◆ **THE TASK**: Reproduce verbatim the part of the material that opens with the line containing "trend-channel-line bbox=[1055, 0, 1626, 247]" and closes with the line containing "last-price-tag: 6593.00 bbox=[1622, 157, 1674, 174]", both of those lines included.

◆ **RECORDS SUPPLIED**:

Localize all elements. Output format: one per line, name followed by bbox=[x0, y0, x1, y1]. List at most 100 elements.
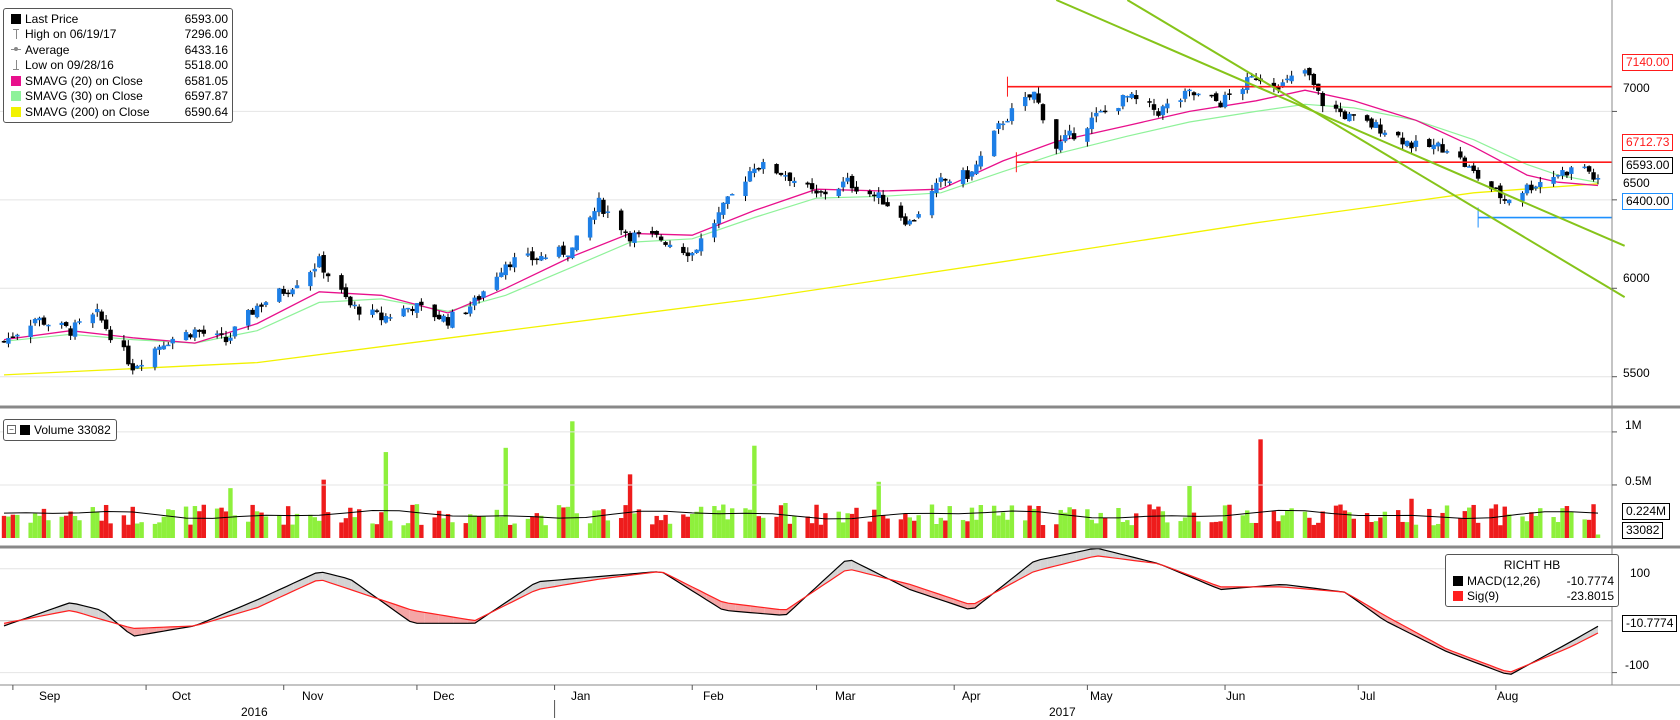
trend-channel-line bbox=[1055, 0, 1626, 247]
volume-bar bbox=[556, 505, 562, 538]
price-panel[interactable] bbox=[0, 0, 1626, 378]
candle-body bbox=[192, 329, 198, 338]
volume-bar bbox=[1058, 509, 1063, 538]
volume-bar bbox=[6, 516, 11, 538]
volume-bar bbox=[885, 518, 890, 538]
volume-bar bbox=[1147, 504, 1152, 538]
macd-fill-segment bbox=[90, 607, 99, 619]
macd-fill-segment bbox=[337, 575, 345, 588]
volume-bar bbox=[436, 510, 442, 538]
candle-body bbox=[1134, 95, 1139, 100]
volume-bar bbox=[592, 510, 597, 538]
candle-body bbox=[561, 245, 566, 255]
resistance-high-tag: 7140.00 bbox=[1622, 54, 1674, 71]
candle-body bbox=[1031, 91, 1037, 100]
candle-body bbox=[72, 322, 78, 337]
macd-fill-segment bbox=[98, 609, 106, 621]
candle-body bbox=[6, 337, 11, 344]
candle-body bbox=[68, 328, 73, 336]
candle-body bbox=[126, 345, 131, 365]
volume-bar bbox=[1369, 522, 1374, 538]
volume-bar bbox=[539, 515, 544, 538]
macd-fill-segment bbox=[561, 579, 570, 586]
macd-legend[interactable]: RICHT HB MACD(12,26) -10.7774 Sig(9) -23… bbox=[1445, 554, 1619, 607]
legend-row-low: Low on 09/28/16 5518.00 bbox=[8, 58, 228, 74]
candle-body bbox=[1218, 102, 1223, 108]
volume-bar bbox=[823, 513, 828, 538]
volume-bar bbox=[388, 520, 393, 538]
volume-bar bbox=[1506, 514, 1512, 538]
volume-bar bbox=[1218, 521, 1223, 538]
candle-body bbox=[943, 178, 948, 181]
candle-body bbox=[667, 244, 673, 248]
volume-bar bbox=[1245, 510, 1250, 538]
candle-body bbox=[1467, 166, 1472, 168]
macd-panel[interactable] bbox=[0, 547, 1612, 675]
last-price-tag: 6593.00 bbox=[1622, 157, 1674, 174]
macd-fill-segment bbox=[540, 580, 548, 589]
volume-bar bbox=[1120, 521, 1126, 538]
volume-bar bbox=[1209, 522, 1214, 538]
volume-bar bbox=[663, 514, 668, 538]
volume-bar bbox=[912, 520, 917, 538]
macd-fill-segment bbox=[1416, 632, 1425, 641]
candle-body bbox=[690, 252, 695, 256]
volume-bar bbox=[95, 511, 100, 538]
volume-bar bbox=[618, 518, 624, 538]
candle-body bbox=[1560, 170, 1565, 176]
candle-body bbox=[929, 190, 935, 216]
macd-swatch-icon bbox=[1453, 575, 1463, 586]
volume-bar bbox=[601, 509, 606, 538]
signal-swatch-icon bbox=[1453, 591, 1463, 602]
volume-bar bbox=[481, 516, 486, 538]
volume-bar bbox=[188, 524, 193, 538]
macd-fill-segment bbox=[1090, 548, 1099, 558]
candle-body bbox=[277, 288, 282, 302]
collapse-icon[interactable]: − bbox=[7, 425, 16, 435]
candle-body bbox=[1253, 78, 1259, 80]
volume-bar bbox=[90, 507, 96, 538]
macd-fill-segment bbox=[438, 614, 446, 624]
volume-bar bbox=[960, 519, 966, 538]
macd-fill-segment bbox=[772, 608, 780, 615]
macd-fill-segment bbox=[743, 604, 751, 613]
month-label-sep: Sep bbox=[39, 689, 61, 703]
volume-tick-label: 0.5M bbox=[1625, 474, 1652, 488]
candle-body bbox=[818, 191, 824, 193]
legend-row-signal: Sig(9) -23.8015 bbox=[1450, 589, 1614, 605]
candle-body bbox=[1444, 151, 1450, 153]
candle-body bbox=[1054, 119, 1059, 149]
candle-body bbox=[1373, 122, 1379, 128]
volume-bar bbox=[277, 514, 282, 538]
volume-bar bbox=[1253, 522, 1259, 538]
candle-body bbox=[969, 171, 975, 177]
candle-body bbox=[161, 345, 167, 350]
smavg30-swatch-icon bbox=[11, 91, 21, 102]
candle-body bbox=[1129, 93, 1134, 98]
volume-bar bbox=[1582, 519, 1587, 538]
volume-bar bbox=[1160, 511, 1166, 538]
candle-body bbox=[849, 175, 855, 189]
candle-body bbox=[898, 205, 904, 218]
candle-body bbox=[1151, 104, 1157, 110]
candle-body bbox=[1533, 186, 1539, 189]
candle-body bbox=[623, 231, 628, 233]
volume-panel[interactable] bbox=[0, 421, 1612, 538]
candle-body bbox=[650, 231, 655, 234]
volume-bar bbox=[1440, 512, 1445, 538]
volume-bar bbox=[1471, 504, 1476, 538]
volume-bar bbox=[1378, 517, 1383, 538]
volume-bar bbox=[1342, 510, 1348, 538]
volume-bar bbox=[805, 516, 810, 538]
candle-body bbox=[694, 249, 699, 253]
candle-body bbox=[1280, 82, 1285, 88]
candle-body bbox=[854, 186, 859, 192]
candle-body bbox=[814, 190, 819, 194]
price-legend[interactable]: Last Price 6593.00 High on 06/19/17 7296… bbox=[3, 8, 233, 123]
volume-bar bbox=[991, 505, 997, 538]
volume-legend[interactable]: − Volume 33082 bbox=[3, 419, 117, 441]
volume-bar bbox=[1458, 517, 1463, 538]
volume-bar bbox=[1125, 520, 1130, 538]
volume-average-line bbox=[3, 509, 1599, 520]
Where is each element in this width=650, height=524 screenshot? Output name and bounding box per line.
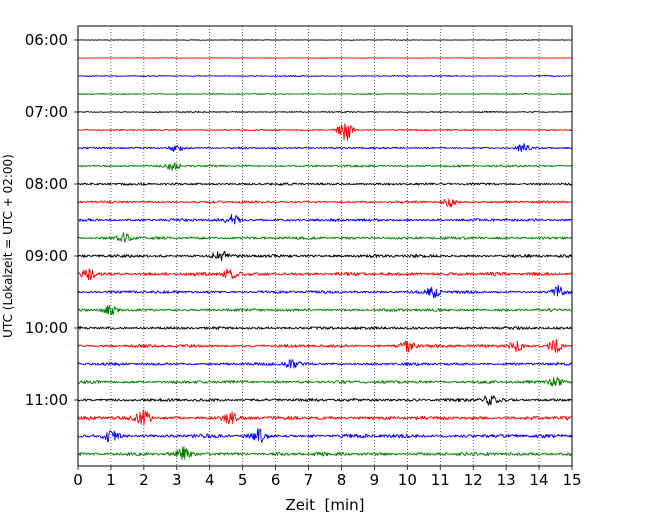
trace-0830 — [77, 214, 573, 225]
trace-0915 — [77, 268, 573, 281]
plot-frame — [77, 25, 573, 467]
trace-0630 — [78, 74, 572, 78]
x-tick-label: 0 — [73, 471, 83, 489]
trace-0800 — [77, 182, 573, 186]
x-tick-label: 6 — [271, 471, 281, 489]
x-tick-label: 11 — [431, 471, 450, 489]
trace-1015 — [77, 338, 573, 353]
x-tick-label: 7 — [304, 471, 314, 489]
y-tick-label: 10:00 — [25, 319, 68, 337]
trace-1030 — [77, 359, 573, 369]
trace-0730 — [77, 143, 573, 152]
trace-1045 — [77, 376, 573, 387]
trace-0900 — [77, 250, 573, 262]
x-tick-label: 9 — [370, 471, 380, 489]
x-tick-label: 14 — [530, 471, 549, 489]
x-axis-label: Zeit [min] — [285, 496, 364, 514]
x-tick-label: 5 — [238, 471, 248, 489]
x-tick-label: 15 — [562, 471, 581, 489]
trace-0715 — [77, 123, 573, 142]
trace-0600 — [77, 39, 573, 41]
x-tick-label: 2 — [139, 471, 149, 489]
y-axis-ticks: 06:00 07:00 08:00 09:00 10:00 11:00 — [25, 31, 78, 409]
y-tick-label: 09:00 — [25, 247, 68, 265]
x-tick-label: 10 — [398, 471, 417, 489]
y-tick-label: 07:00 — [25, 103, 68, 121]
trace-0700 — [77, 110, 573, 114]
trace-1100 — [77, 395, 573, 406]
trace-0615 — [77, 57, 573, 59]
trace-0945 — [77, 304, 573, 316]
y-tick-label: 08:00 — [25, 175, 68, 193]
x-tick-label: 4 — [205, 471, 215, 489]
trace-0645 — [77, 92, 573, 96]
x-tick-label: 3 — [172, 471, 182, 489]
trace-1130 — [77, 428, 573, 443]
x-axis-ticks: 0 1 2 3 4 5 6 7 8 9 10 11 12 13 14 15 — [73, 466, 582, 489]
trace-1115 — [77, 409, 573, 426]
trace-1000 — [77, 326, 573, 330]
trace-0930 — [77, 284, 573, 299]
trace-0845 — [77, 232, 573, 243]
trace-0815 — [77, 198, 573, 208]
y-tick-label: 11:00 — [25, 391, 68, 409]
y-tick-label: 06:00 — [25, 31, 68, 49]
grid-lines — [110, 26, 540, 466]
x-tick-label: 8 — [337, 471, 347, 489]
trace-1145 — [77, 446, 573, 460]
y-axis-label: UTC (Lokalzeit = UTC + 02:00) — [1, 154, 15, 338]
x-tick-label: 1 — [106, 471, 116, 489]
trace-0745 — [77, 162, 573, 171]
x-tick-label: 13 — [497, 471, 516, 489]
seismic-traces — [77, 39, 573, 460]
x-tick-label: 12 — [464, 471, 483, 489]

◆ **ANSWER FOR THE TASK**:
trend-channel-line bbox=[1055, 0, 1626, 247]
volume-bar bbox=[556, 505, 562, 538]
price-panel[interactable] bbox=[0, 0, 1626, 378]
candle-body bbox=[192, 329, 198, 338]
volume-bar bbox=[1058, 509, 1063, 538]
volume-bar bbox=[6, 516, 11, 538]
volume-bar bbox=[885, 518, 890, 538]
volume-bar bbox=[1147, 504, 1152, 538]
macd-fill-segment bbox=[90, 607, 99, 619]
macd-fill-segment bbox=[337, 575, 345, 588]
volume-bar bbox=[436, 510, 442, 538]
candle-body bbox=[1134, 95, 1139, 100]
volume-bar bbox=[592, 510, 597, 538]
candle-body bbox=[561, 245, 566, 255]
resistance-high-tag: 7140.00 bbox=[1622, 54, 1674, 71]
candle-body bbox=[1031, 91, 1037, 100]
candle-body bbox=[72, 322, 78, 337]
macd-fill-segment bbox=[98, 609, 106, 621]
candle-body bbox=[6, 337, 11, 344]
candle-body bbox=[68, 328, 73, 336]
candle-body bbox=[126, 345, 131, 365]
volume-bar bbox=[1369, 522, 1374, 538]
volume-bar bbox=[539, 515, 544, 538]
macd-fill-segment bbox=[561, 579, 570, 586]
macd-legend[interactable]: RICHT HB MACD(12,26) -10.7774 Sig(9) -23… bbox=[1445, 554, 1619, 607]
legend-row-low: Low on 09/28/16 5518.00 bbox=[8, 58, 228, 74]
candle-body bbox=[1218, 102, 1223, 108]
volume-bar bbox=[823, 513, 828, 538]
volume-bar bbox=[388, 520, 393, 538]
volume-bar bbox=[1506, 514, 1512, 538]
volume-bar bbox=[1218, 521, 1223, 538]
candle-body bbox=[943, 178, 948, 181]
candle-body bbox=[667, 244, 673, 248]
volume-bar bbox=[1245, 510, 1250, 538]
candle-body bbox=[1467, 166, 1472, 168]
macd-panel[interactable] bbox=[0, 547, 1612, 675]
last-price-tag: 6593.00 bbox=[1622, 157, 1674, 174]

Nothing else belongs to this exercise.